Material shown:
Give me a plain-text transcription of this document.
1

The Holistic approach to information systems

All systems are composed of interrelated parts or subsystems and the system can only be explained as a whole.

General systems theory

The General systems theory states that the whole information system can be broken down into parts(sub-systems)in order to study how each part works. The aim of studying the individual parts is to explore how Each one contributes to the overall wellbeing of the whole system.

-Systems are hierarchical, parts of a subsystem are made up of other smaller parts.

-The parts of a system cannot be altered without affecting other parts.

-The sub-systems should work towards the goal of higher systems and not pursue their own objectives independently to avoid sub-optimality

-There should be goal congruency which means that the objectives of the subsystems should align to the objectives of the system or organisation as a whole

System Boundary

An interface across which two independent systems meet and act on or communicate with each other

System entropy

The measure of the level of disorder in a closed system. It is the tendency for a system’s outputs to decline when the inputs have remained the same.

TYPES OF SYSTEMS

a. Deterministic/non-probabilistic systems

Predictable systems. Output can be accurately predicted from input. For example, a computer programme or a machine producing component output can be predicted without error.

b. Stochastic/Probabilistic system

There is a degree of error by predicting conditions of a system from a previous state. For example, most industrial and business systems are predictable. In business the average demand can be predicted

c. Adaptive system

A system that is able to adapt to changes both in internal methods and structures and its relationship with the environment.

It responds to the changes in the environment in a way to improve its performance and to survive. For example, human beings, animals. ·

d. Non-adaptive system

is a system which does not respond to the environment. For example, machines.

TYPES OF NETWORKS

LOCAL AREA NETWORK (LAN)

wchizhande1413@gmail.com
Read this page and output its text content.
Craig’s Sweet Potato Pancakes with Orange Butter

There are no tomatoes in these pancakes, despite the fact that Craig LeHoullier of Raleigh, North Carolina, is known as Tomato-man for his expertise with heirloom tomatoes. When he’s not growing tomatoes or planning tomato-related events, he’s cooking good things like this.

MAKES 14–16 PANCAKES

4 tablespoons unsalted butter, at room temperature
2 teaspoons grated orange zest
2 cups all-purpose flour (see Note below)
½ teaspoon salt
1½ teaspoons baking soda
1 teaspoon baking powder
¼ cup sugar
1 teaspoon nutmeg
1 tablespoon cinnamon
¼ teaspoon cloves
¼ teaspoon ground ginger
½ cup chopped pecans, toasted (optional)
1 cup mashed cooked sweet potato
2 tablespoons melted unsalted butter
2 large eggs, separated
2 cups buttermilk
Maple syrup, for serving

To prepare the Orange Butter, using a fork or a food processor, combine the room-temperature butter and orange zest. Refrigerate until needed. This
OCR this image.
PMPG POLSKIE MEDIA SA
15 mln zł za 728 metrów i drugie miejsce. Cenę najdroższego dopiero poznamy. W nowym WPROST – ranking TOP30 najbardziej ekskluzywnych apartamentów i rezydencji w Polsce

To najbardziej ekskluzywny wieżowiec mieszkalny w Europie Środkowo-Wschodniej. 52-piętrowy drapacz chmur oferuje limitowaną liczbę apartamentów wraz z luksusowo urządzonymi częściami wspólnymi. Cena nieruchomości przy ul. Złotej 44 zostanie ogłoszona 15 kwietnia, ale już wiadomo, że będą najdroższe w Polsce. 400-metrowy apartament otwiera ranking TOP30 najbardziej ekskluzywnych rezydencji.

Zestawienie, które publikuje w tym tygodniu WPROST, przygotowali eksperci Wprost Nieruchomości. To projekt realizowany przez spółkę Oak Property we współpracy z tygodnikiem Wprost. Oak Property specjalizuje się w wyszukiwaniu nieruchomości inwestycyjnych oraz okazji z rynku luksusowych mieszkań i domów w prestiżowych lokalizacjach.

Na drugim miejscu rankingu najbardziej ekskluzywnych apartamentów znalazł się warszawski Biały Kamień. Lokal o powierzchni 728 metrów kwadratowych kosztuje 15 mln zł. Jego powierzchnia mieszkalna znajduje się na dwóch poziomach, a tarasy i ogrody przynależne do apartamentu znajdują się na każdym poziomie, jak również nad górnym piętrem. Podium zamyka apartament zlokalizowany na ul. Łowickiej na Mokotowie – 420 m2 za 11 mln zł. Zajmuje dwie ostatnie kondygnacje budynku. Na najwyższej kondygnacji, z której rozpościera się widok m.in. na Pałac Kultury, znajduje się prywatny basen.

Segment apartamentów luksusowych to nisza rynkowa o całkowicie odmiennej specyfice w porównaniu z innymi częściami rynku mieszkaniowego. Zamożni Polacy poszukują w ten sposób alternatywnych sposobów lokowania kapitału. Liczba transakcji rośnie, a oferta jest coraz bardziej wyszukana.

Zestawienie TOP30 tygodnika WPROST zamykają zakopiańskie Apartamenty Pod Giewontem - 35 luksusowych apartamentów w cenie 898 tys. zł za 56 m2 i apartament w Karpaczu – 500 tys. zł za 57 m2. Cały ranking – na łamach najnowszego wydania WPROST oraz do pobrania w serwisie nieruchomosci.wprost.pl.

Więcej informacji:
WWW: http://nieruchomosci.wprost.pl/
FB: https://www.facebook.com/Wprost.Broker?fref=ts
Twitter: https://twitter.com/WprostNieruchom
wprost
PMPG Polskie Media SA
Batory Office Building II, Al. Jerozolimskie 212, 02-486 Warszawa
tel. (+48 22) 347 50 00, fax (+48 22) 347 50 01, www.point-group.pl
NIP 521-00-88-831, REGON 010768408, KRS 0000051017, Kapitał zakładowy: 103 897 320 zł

Short task: Every entry must be quoted exactly as it appears above.

Answer for this exercise:
Give me a plain-text transcription of this document.
1

The Holistic approach to information systems

All systems are composed of interrelated parts or subsystems and the system can only be explained as a whole.

General systems theory

The General systems theory states that the whole information system can be broken down into parts(sub-systems)in order to study how each part works. The aim of studying the individual parts is to explore how Each one contributes to the overall wellbeing of the whole system.

-Systems are hierarchical, parts of a subsystem are made up of other smaller parts.

-The parts of a system cannot be altered without affecting other parts.

-The sub-systems should work towards the goal of higher systems and not pursue their own objectives independently to avoid sub-optimality

-There should be goal congruency which means that the objectives of the subsystems should align to the objectives of the system or organisation as a whole

System Boundary

An interface across which two independent systems meet and act on or communicate with each other

System entropy

The measure of the level of disorder in a closed system. It is the tendency for a system’s outputs to decline when the inputs have remained the same.

TYPES OF SYSTEMS

a. Deterministic/non-probabilistic systems

Predictable systems. Output can be accurately predicted from input. For example, a computer programme or a machine producing component output can be predicted without error.

b. Stochastic/Probabilistic system

There is a degree of error by predicting conditions of a system from a previous state. For example, most industrial and business systems are predictable. In business the average demand can be predicted

c. Adaptive system

A system that is able to adapt to changes both in internal methods and structures and its relationship with the environment.

It responds to the changes in the environment in a way to improve its performance and to survive. For example, human beings, animals. ·

d. Non-adaptive system

is a system which does not respond to the environment. For example, machines.

TYPES OF NETWORKS

LOCAL AREA NETWORK (LAN)

wchizhande1413@gmail.com
Read this page and output its text content.
Craig’s Sweet Potato Pancakes with Orange Butter

There are no tomatoes in these pancakes, despite the fact that Craig LeHoullier of Raleigh, North Carolina, is known as Tomato-man for his expertise with heirloom tomatoes. When he’s not growing tomatoes or planning tomato-related events, he’s cooking good things like this.

MAKES 14–16 PANCAKES

4 tablespoons unsalted butter, at room temperature
2 teaspoons grated orange zest
2 cups all-purpose flour (see Note below)
½ teaspoon salt
1½ teaspoons baking soda
1 teaspoon baking powder
¼ cup sugar
1 teaspoon nutmeg
1 tablespoon cinnamon
¼ teaspoon cloves
¼ teaspoon ground ginger
½ cup chopped pecans, toasted (optional)
1 cup mashed cooked sweet potato
2 tablespoons melted unsalted butter
2 large eggs, separated
2 cups buttermilk
Maple syrup, for serving

To prepare the Orange Butter, using a fork or a food processor, combine the room-temperature butter and orange zest. Refrigerate until needed. This
OCR this image.
PMPG POLSKIE MEDIA SA
15 mln zł za 728 metrów i drugie miejsce. Cenę najdroższego dopiero poznamy. W nowym WPROST – ranking TOP30 najbardziej ekskluzywnych apartamentów i rezydencji w Polsce

To najbardziej ekskluzywny wieżowiec mieszkalny w Europie Środkowo-Wschodniej. 52-piętrowy drapacz chmur oferuje limitowaną liczbę apartamentów wraz z luksusowo urządzonymi częściami wspólnymi. Cena nieruchomości przy ul. Złotej 44 zostanie ogłoszona 15 kwietnia, ale już wiadomo, że będą najdroższe w Polsce. 400-metrowy apartament otwiera ranking TOP30 najbardziej ekskluzywnych rezydencji.

Zestawienie, które publikuje w tym tygodniu WPROST, przygotowali eksperci Wprost Nieruchomości. To projekt realizowany przez spółkę Oak Property we współpracy z tygodnikiem Wprost. Oak Property specjalizuje się w wyszukiwaniu nieruchomości inwestycyjnych oraz okazji z rynku luksusowych mieszkań i domów w prestiżowych lokalizacjach.

Na drugim miejscu rankingu najbardziej ekskluzywnych apartamentów znalazł się warszawski Biały Kamień. Lokal o powierzchni 728 metrów kwadratowych kosztuje 15 mln zł. Jego powierzchnia mieszkalna znajduje się na dwóch poziomach, a tarasy i ogrody przynależne do apartamentu znajdują się na każdym poziomie, jak również nad górnym piętrem. Podium zamyka apartament zlokalizowany na ul. Łowickiej na Mokotowie – 420 m2 za 11 mln zł. Zajmuje dwie ostatnie kondygnacje budynku. Na najwyższej kondygnacji, z której rozpościera się widok m.in. na Pałac Kultury, znajduje się prywatny basen.

Segment apartamentów luksusowych to nisza rynkowa o całkowicie odmiennej specyfice w porównaniu z innymi częściami rynku mieszkaniowego. Zamożni Polacy poszukują w ten sposób alternatywnych sposobów lokowania kapitału. Liczba transakcji rośnie, a oferta jest coraz bardziej wyszukana.

Zestawienie TOP30 tygodnika WPROST zamykają zakopiańskie Apartamenty Pod Giewontem - 35 luksusowych apartamentów w cenie 898 tys. zł za 56 m2 i apartament w Karpaczu – 500 tys. zł za 57 m2. Cały ranking – na łamach najnowszego wydania WPROST oraz do pobrania w serwisie nieruchomosci.wprost.pl.

Więcej informacji:
WWW: http://nieruchomosci.wprost.pl/
FB: https://www.facebook.com/Wprost.Broker?fref=ts
Twitter: https://twitter.com/WprostNieruchom
wprost
PMPG Polskie Media SA
Batory Office Building II, Al. Jerozolimskie 212, 02-486 Warszawa
tel. (+48 22) 347 50 00, fax (+48 22) 347 50 01, www.point-group.pl
NIP 521-00-88-831, REGON 010768408, KRS 0000051017, Kapitał zakładowy: 103 897 320 zł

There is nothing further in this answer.